PolNet vendors certain third-party libraries under src/external/ to keep them bundled with the package while clearly separated from the PolNet source code. Each vendored package retains its original license.

Package	Location	License	Copyright	Upstream
cvtub (curvatubes)	`src/external/cvtub/`	MIT	© 2021 Anna Song	github.com/annasongmaths/curvatubes

The full license text for each vendored package is included in its directory (e.g. src/external/cvtub/LICENSE). Every source file carries a header comment identifying its origin and license. Modifications made to vendored code are:

Relative imports — absolute from cvtub.xxx imports converted to relative from .xxx so the package works within the PolNet src/ layout. Each changed line is marked with a # polnet: relative import comment.

▶ **Challenges**
1) Copy the passage of the note on vendored libraries from "Relative imports —" to "relative import comment.".
2) According to the note on vendored libraries, under what license is the cvtub package distributed?
3) Decide whether each statement agrees with the note on vendored libraries. Answer yes or no for each, and quote the words from the note that decide it.
(a) Vendored packages are relicensed under the PolNet license.
(b) The upstream location of cvtub is github.com/annasongmaths/curvatubes.
(c) Absolute imports in the vendored code were converted to relative imports.

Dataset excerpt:
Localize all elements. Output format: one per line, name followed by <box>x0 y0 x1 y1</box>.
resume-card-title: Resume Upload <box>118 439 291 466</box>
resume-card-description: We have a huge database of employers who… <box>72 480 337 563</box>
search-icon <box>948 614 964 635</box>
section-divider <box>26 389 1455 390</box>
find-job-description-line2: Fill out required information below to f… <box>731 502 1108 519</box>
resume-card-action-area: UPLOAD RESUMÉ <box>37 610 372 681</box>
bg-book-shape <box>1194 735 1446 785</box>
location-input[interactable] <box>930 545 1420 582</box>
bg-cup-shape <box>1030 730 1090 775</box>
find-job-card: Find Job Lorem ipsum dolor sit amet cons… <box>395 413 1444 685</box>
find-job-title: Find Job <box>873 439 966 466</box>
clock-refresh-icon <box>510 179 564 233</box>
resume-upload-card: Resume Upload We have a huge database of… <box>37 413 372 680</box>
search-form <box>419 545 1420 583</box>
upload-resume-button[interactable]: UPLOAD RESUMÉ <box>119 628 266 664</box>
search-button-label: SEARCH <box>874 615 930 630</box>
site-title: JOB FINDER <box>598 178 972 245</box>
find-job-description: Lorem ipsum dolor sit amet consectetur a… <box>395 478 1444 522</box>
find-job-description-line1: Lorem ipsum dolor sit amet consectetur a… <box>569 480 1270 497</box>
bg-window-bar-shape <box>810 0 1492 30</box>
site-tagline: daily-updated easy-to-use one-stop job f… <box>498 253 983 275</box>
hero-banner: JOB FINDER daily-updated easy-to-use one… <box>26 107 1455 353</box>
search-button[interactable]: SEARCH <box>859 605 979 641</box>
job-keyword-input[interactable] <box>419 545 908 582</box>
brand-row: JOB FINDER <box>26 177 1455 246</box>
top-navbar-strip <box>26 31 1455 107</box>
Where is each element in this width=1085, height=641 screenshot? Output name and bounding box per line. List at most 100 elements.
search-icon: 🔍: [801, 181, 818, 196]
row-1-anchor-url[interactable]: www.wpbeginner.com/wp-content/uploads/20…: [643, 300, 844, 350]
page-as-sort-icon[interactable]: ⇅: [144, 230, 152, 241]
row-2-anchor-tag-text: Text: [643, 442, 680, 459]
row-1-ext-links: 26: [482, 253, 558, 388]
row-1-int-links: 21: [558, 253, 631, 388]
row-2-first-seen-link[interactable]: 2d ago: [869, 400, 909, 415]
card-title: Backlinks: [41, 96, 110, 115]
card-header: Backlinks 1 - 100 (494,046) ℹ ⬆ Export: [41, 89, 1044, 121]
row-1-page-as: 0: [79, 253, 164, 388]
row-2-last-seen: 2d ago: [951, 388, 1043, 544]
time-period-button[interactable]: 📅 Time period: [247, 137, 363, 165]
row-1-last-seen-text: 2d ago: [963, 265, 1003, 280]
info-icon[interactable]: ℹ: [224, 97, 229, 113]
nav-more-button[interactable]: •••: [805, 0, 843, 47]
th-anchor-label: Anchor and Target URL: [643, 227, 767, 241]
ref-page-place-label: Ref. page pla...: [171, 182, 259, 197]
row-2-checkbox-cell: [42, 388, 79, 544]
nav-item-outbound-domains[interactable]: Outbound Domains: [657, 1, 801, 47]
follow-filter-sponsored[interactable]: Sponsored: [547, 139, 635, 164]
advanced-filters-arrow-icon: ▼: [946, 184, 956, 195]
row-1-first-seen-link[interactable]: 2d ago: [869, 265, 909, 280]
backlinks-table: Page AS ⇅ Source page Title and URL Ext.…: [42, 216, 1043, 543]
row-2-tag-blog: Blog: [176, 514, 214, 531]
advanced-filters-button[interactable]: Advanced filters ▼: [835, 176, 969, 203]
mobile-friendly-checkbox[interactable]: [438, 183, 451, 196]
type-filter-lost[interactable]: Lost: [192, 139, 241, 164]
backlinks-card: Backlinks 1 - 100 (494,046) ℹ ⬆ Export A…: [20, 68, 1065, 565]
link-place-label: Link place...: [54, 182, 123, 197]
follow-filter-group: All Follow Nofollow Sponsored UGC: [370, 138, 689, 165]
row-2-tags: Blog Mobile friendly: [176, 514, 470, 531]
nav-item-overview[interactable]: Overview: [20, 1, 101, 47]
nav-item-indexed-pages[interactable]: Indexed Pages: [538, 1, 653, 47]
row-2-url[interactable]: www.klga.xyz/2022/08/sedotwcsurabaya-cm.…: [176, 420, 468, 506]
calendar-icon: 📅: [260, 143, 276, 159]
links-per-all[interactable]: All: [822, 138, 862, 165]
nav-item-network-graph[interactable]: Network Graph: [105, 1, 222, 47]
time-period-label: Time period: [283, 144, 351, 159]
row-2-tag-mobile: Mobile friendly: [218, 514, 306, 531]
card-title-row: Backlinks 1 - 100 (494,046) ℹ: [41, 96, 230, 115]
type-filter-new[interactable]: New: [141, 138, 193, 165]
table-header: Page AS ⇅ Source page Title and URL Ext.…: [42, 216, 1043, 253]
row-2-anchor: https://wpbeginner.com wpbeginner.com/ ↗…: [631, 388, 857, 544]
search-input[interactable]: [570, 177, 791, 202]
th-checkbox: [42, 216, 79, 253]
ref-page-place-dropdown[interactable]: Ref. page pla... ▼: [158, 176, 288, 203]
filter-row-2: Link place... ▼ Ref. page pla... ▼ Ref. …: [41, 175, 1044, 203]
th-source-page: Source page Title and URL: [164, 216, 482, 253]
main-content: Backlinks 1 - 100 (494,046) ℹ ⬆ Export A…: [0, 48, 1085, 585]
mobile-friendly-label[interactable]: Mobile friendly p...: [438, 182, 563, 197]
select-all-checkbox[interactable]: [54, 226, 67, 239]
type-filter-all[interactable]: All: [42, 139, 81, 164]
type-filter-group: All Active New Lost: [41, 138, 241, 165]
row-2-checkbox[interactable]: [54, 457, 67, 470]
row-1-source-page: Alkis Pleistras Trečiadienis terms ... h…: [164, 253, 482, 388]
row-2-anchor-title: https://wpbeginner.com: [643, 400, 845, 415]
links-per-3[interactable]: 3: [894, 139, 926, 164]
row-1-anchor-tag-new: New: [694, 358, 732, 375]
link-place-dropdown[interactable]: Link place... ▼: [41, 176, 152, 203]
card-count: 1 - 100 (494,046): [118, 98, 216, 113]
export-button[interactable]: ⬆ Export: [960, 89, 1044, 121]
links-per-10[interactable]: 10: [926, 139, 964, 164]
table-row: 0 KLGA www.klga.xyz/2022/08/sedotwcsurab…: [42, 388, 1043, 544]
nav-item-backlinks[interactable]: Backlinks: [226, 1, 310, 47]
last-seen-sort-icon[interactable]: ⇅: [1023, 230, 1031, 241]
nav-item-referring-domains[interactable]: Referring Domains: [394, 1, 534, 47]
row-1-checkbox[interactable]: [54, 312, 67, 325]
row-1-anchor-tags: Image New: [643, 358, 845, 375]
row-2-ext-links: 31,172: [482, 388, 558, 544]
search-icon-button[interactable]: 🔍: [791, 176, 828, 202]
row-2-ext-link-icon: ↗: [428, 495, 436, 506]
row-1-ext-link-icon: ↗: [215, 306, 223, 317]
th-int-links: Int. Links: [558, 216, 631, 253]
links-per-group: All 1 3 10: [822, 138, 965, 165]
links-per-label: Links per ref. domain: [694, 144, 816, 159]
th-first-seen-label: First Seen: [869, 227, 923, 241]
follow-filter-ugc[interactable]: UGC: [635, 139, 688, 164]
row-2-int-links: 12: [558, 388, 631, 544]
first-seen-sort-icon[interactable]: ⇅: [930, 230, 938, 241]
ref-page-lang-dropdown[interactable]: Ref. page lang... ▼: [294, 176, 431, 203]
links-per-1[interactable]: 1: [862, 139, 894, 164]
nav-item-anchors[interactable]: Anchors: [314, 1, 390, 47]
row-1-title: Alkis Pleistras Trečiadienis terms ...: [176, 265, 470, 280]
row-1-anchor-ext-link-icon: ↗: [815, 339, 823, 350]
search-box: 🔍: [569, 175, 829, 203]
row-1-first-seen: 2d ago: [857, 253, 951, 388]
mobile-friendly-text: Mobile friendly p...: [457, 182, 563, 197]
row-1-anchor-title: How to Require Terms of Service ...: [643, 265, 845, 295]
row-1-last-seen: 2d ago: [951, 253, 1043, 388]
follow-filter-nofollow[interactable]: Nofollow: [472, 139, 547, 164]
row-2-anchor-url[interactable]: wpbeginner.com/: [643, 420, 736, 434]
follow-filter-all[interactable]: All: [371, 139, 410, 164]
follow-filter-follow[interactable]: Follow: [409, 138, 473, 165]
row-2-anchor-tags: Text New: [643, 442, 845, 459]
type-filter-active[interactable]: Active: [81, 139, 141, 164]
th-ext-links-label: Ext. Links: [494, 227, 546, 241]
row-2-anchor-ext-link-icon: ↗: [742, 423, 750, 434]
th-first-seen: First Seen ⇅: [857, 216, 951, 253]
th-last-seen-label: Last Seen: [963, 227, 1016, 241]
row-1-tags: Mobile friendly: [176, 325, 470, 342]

▶ **Responses**
1)
Relative imports — absolute from cvtub.xxx imports converted to relative from .xxx so the package works within the PolNet src/ layout. Each changed line is marked with a # polnet: relative import comment.

2) MIT

3)
(a) No: "Each vendored package retains its original license."
(b) Yes: "github.com/annasongmaths/curvatubes"
(c) Yes: "absolute from cvtub.xxx imports converted to relative from .xxx"